■ **WHAT THIS TASK INVOLVES**:
Which lines include the word "Claude"? Copy each of them.

■ **GIVEN RECORDS**:
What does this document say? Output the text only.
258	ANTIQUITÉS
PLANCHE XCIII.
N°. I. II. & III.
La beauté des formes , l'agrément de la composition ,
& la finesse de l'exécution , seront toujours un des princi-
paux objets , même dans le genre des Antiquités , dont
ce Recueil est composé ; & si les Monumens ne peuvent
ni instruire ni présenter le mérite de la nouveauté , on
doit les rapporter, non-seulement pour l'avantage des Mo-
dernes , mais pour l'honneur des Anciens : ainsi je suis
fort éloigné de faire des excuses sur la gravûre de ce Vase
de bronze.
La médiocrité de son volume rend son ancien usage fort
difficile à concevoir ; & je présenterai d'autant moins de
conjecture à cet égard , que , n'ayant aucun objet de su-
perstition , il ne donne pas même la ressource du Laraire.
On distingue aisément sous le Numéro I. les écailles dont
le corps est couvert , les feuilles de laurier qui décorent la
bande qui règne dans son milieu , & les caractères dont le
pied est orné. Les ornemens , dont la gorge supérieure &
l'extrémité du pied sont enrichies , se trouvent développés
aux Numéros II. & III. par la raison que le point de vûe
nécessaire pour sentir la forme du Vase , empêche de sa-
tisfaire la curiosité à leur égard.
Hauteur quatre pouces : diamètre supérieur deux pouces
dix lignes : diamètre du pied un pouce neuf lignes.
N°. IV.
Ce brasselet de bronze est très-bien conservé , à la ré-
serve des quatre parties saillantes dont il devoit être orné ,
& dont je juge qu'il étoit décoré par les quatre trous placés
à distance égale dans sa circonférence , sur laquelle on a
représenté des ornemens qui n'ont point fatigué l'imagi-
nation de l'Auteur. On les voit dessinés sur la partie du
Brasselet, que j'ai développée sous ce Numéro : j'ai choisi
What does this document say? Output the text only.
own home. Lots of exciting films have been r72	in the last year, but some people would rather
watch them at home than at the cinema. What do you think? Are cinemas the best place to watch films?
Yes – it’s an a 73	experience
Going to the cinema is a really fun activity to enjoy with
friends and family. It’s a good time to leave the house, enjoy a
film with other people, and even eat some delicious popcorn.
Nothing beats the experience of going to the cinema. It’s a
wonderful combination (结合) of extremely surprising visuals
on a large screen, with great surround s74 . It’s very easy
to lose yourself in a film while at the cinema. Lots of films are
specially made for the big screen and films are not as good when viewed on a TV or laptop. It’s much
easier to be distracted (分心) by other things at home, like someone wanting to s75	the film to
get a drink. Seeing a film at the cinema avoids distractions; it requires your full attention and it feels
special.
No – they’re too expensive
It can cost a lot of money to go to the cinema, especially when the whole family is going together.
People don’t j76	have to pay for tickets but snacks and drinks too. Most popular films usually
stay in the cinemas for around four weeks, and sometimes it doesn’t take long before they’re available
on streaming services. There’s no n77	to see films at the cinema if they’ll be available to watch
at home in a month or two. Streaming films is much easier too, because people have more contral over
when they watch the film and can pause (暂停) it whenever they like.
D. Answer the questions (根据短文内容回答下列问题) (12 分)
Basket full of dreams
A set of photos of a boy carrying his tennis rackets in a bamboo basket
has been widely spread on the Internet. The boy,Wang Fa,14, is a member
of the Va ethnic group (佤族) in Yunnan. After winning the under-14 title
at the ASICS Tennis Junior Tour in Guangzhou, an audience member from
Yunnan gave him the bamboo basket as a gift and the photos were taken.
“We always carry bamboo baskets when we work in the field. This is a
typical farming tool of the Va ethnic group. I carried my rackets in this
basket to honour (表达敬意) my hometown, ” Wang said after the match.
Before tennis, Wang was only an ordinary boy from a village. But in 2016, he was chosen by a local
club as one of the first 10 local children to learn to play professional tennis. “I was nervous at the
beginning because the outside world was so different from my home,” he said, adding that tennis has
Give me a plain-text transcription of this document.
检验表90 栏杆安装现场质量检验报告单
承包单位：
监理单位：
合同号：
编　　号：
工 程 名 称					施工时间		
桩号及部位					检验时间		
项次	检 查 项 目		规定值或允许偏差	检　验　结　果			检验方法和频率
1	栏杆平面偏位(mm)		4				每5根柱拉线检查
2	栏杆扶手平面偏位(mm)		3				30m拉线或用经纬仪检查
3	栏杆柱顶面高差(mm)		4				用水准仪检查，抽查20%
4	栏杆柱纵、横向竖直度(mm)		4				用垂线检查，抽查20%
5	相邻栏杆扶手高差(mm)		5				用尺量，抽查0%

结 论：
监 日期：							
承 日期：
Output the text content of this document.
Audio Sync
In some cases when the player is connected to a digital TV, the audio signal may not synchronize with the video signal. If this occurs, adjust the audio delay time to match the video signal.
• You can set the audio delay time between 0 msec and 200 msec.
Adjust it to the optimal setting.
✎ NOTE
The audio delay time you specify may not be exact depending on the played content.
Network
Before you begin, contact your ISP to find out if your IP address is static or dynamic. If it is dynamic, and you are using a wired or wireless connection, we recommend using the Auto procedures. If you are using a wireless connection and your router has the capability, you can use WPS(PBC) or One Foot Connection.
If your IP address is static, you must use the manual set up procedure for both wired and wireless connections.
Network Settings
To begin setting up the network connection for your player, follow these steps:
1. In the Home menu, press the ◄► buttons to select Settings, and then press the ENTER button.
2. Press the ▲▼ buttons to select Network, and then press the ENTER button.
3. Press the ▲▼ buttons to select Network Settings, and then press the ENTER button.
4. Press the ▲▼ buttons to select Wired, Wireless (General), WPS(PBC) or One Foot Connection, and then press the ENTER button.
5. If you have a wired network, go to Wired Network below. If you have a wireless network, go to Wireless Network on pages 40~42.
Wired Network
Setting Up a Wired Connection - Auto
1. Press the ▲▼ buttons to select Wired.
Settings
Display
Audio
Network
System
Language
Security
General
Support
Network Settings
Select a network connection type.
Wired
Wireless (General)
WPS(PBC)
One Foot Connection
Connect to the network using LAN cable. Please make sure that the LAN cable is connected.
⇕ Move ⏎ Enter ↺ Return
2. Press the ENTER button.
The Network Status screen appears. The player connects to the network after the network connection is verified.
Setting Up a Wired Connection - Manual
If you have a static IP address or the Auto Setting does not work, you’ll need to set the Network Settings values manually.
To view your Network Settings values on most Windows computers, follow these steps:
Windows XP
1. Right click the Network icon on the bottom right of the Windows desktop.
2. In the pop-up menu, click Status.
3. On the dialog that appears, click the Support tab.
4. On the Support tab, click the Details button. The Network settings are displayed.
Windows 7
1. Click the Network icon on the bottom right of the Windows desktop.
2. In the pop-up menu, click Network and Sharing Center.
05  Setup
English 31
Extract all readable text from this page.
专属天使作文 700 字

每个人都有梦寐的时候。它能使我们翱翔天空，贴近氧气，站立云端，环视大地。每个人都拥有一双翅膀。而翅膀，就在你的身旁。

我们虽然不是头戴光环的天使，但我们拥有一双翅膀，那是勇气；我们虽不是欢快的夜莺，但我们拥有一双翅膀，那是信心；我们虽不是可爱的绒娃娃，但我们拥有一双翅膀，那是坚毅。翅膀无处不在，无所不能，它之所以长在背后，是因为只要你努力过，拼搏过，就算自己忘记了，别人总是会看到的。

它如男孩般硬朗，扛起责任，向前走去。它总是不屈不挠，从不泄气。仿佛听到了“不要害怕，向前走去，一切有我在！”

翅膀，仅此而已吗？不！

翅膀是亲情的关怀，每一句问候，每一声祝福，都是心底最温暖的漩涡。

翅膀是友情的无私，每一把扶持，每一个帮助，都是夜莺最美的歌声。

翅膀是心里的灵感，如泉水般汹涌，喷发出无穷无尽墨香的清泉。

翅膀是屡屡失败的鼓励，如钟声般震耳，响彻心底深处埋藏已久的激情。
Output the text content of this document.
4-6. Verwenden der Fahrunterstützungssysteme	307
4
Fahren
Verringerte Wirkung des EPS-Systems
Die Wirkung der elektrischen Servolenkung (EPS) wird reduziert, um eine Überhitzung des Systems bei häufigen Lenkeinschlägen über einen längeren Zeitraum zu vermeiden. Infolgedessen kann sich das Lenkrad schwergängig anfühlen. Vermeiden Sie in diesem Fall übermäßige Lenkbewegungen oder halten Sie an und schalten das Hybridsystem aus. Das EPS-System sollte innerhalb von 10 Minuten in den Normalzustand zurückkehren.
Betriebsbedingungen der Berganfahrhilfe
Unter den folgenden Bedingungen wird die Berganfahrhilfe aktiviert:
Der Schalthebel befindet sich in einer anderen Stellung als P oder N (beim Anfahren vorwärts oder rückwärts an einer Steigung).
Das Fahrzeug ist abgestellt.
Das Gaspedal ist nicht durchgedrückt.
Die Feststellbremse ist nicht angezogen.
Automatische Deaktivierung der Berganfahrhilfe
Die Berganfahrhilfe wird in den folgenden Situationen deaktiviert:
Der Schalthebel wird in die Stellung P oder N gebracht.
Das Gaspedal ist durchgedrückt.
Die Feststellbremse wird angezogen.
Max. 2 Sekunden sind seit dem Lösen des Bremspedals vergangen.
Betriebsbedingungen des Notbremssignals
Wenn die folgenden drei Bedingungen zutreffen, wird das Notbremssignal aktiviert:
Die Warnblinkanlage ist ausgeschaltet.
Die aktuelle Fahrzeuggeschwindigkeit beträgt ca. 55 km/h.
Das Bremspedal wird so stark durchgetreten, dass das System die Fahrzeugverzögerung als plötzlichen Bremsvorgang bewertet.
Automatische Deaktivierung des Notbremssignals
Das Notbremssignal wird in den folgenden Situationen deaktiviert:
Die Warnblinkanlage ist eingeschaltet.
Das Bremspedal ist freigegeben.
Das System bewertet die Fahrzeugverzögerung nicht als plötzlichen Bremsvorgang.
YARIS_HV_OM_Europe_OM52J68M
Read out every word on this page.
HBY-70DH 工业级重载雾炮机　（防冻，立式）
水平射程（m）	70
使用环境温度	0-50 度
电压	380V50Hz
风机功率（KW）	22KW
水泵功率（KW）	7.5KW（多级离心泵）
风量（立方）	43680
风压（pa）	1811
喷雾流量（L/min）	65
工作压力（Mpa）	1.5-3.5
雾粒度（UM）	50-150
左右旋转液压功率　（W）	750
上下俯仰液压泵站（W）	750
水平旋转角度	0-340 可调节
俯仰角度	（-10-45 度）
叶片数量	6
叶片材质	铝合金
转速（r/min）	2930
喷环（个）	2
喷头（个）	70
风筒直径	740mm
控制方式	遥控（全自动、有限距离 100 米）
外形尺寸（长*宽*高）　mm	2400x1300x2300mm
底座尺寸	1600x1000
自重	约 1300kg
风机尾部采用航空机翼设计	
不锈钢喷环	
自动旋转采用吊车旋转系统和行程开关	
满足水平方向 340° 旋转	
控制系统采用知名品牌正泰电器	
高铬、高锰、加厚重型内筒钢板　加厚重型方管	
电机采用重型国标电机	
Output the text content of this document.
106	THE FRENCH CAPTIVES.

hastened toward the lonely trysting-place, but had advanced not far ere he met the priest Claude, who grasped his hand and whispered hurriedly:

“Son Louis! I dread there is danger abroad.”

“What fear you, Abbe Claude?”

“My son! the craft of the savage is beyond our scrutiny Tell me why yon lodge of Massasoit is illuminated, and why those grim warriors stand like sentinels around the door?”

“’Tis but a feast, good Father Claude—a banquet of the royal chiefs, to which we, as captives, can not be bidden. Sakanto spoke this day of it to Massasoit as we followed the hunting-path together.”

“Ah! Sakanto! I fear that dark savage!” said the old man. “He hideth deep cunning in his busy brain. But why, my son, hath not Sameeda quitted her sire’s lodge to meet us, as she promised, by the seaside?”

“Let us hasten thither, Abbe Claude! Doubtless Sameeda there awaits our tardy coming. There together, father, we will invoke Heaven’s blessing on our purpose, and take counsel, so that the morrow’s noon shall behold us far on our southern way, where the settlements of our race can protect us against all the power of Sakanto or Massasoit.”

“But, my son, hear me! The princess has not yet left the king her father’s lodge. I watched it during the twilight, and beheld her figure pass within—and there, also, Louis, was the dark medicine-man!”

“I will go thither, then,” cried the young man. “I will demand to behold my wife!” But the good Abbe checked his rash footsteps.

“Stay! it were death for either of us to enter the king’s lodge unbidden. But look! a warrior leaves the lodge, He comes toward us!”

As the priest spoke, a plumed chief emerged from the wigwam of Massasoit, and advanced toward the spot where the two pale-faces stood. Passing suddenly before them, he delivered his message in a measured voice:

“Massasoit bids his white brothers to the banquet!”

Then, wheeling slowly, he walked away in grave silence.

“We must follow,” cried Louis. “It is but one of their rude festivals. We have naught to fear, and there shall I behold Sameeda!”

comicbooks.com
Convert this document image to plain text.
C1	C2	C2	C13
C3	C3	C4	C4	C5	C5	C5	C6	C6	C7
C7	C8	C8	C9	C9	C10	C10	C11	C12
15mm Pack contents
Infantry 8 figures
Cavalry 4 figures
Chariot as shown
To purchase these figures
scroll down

■ **RESPONSE**:
hastened toward the lonely trysting-place, but had advanced not far ere he met the priest Claude, who grasped his hand and whispered hurriedly:
“What fear you, Abbe Claude?”
“’Tis but a feast, good Father Claude—a banquet of the royal chiefs, to which we, as captives, can not be bidden. Sakanto spoke this day of it to Massasoit as we followed the hunting-path together.”
“Let us hasten thither, Abbe Claude! Doubtless Sameeda there awaits our tardy coming. There together, father, we will invoke Heaven’s blessing on our purpose, and take counsel, so that the morrow’s noon shall behold us far on our southern way, where the settlements of our race can protect us against all the power of Sakanto or Massasoit.”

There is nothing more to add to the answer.